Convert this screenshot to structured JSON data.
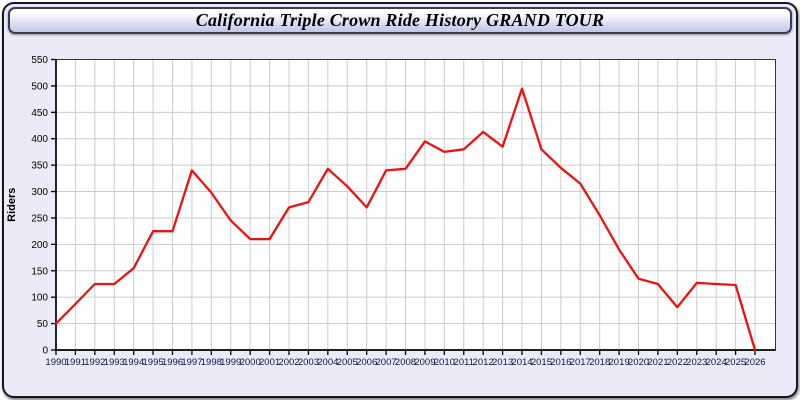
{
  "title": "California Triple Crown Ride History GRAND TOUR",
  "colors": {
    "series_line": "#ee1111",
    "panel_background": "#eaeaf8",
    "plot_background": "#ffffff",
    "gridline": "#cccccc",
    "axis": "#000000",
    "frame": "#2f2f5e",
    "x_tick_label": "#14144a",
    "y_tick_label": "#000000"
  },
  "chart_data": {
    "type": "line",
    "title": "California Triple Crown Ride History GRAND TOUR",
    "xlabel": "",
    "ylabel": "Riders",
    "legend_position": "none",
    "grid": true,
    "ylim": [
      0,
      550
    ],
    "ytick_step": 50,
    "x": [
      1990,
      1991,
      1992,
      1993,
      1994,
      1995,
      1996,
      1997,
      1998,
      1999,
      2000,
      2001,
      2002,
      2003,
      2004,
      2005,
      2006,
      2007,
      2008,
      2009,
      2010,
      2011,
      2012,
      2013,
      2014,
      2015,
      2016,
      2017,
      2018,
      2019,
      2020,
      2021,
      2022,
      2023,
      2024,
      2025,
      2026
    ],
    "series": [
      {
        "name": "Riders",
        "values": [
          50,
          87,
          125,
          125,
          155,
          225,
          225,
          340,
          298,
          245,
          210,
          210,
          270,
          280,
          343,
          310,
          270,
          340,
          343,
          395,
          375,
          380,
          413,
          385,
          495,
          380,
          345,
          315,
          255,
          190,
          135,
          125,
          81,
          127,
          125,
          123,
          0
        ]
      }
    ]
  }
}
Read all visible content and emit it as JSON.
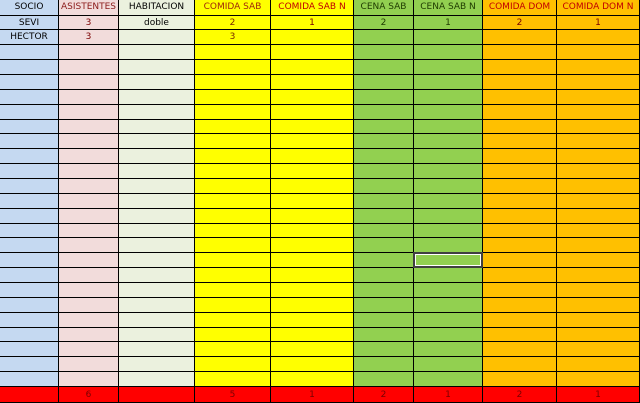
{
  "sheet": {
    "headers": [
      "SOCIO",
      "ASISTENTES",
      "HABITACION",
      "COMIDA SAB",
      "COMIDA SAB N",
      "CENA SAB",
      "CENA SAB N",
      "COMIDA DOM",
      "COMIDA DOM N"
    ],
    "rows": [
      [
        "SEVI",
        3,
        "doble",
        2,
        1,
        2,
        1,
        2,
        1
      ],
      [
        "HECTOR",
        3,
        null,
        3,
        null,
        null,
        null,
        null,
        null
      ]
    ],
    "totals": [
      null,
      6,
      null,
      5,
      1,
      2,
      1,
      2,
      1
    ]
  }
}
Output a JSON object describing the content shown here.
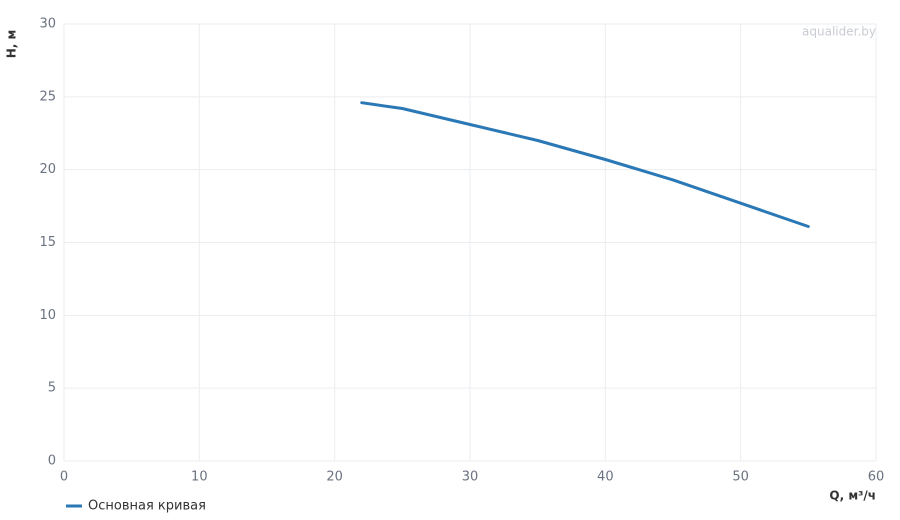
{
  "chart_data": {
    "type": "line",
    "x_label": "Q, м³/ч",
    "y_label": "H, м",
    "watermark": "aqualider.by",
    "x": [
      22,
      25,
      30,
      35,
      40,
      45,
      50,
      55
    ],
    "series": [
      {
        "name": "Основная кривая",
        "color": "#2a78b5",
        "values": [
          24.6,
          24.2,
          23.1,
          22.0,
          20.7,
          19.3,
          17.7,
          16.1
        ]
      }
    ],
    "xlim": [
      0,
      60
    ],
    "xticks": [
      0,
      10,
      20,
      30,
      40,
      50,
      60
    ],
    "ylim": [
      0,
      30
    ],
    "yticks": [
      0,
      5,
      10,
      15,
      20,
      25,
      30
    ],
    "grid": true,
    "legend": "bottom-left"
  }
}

Your instructions: Show the lines of the material that contain the word "Crown".

Complete output:
  "title": "California Triple Crown Ride History GRAND TOUR",
    "title": "California Triple Crown Ride History GRAND TOUR",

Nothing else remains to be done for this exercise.